**WORK TO BE COMPLETED:**
Repeat all the material exactly; pictures stay out of your copy.
┌──
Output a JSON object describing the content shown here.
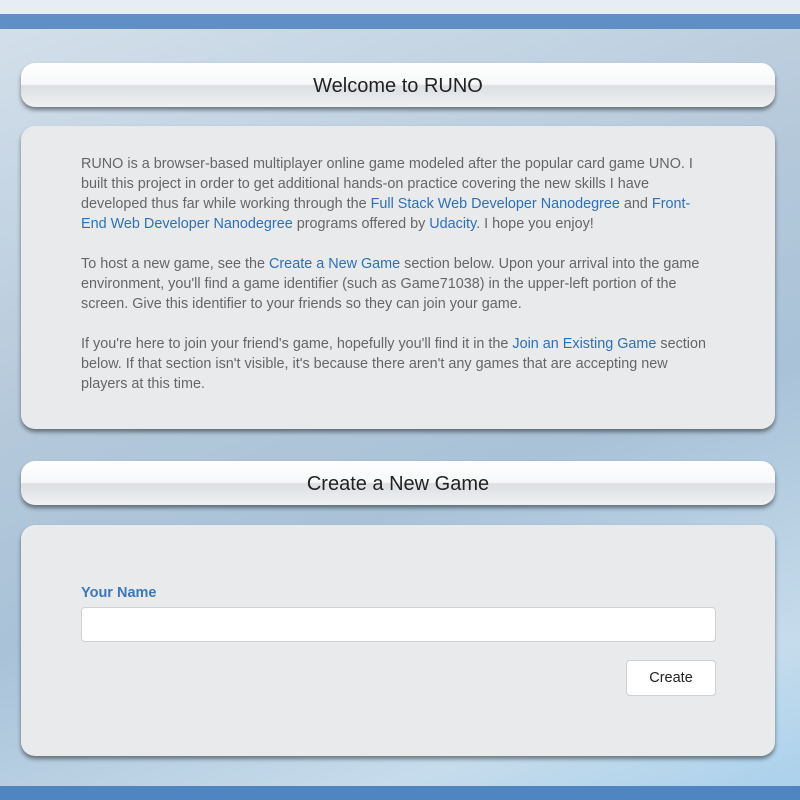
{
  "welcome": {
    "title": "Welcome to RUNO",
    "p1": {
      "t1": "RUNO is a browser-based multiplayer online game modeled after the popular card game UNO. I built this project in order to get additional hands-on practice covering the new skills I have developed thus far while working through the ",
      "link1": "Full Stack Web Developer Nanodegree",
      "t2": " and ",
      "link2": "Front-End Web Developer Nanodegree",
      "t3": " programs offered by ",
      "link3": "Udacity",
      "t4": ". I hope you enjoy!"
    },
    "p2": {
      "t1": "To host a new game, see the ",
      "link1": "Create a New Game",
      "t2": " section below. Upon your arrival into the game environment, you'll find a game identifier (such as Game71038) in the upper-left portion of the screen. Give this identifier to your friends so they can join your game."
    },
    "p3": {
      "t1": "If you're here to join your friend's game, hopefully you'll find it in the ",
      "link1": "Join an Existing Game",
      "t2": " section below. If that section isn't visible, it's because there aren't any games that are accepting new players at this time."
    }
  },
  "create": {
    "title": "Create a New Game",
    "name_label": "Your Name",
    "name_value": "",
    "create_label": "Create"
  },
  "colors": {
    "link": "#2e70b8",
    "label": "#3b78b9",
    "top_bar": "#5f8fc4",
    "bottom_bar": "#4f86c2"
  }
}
└──
**COMPLETE OUTPUT:**
Output a JSON object describing the content shown here.
{
  "welcome": {
    "title": "Welcome to RUNO",
    "p1": {
      "t1": "RUNO is a browser-based multiplayer online game modeled after the popular card game UNO. I built this project in order to get additional hands-on practice covering the new skills I have developed thus far while working through the ",
      "link1": "Full Stack Web Developer Nanodegree",
      "t2": " and ",
      "link2": "Front-End Web Developer Nanodegree",
      "t3": " programs offered by ",
      "link3": "Udacity",
      "t4": ". I hope you enjoy!"
    },
    "p2": {
      "t1": "To host a new game, see the ",
      "link1": "Create a New Game",
      "t2": " section below. Upon your arrival into the game environment, you'll find a game identifier (such as Game71038) in the upper-left portion of the screen. Give this identifier to your friends so they can join your game."
    },
    "p3": {
      "t1": "If you're here to join your friend's game, hopefully you'll find it in the ",
      "link1": "Join an Existing Game",
      "t2": " section below. If that section isn't visible, it's because there aren't any games that are accepting new players at this time."
    }
  },
  "create": {
    "title": "Create a New Game",
    "name_label": "Your Name",
    "name_value": "",
    "create_label": "Create"
  },
  "colors": {
    "link": "#2e70b8",
    "label": "#3b78b9",
    "top_bar": "#5f8fc4",
    "bottom_bar": "#4f86c2"
  }
}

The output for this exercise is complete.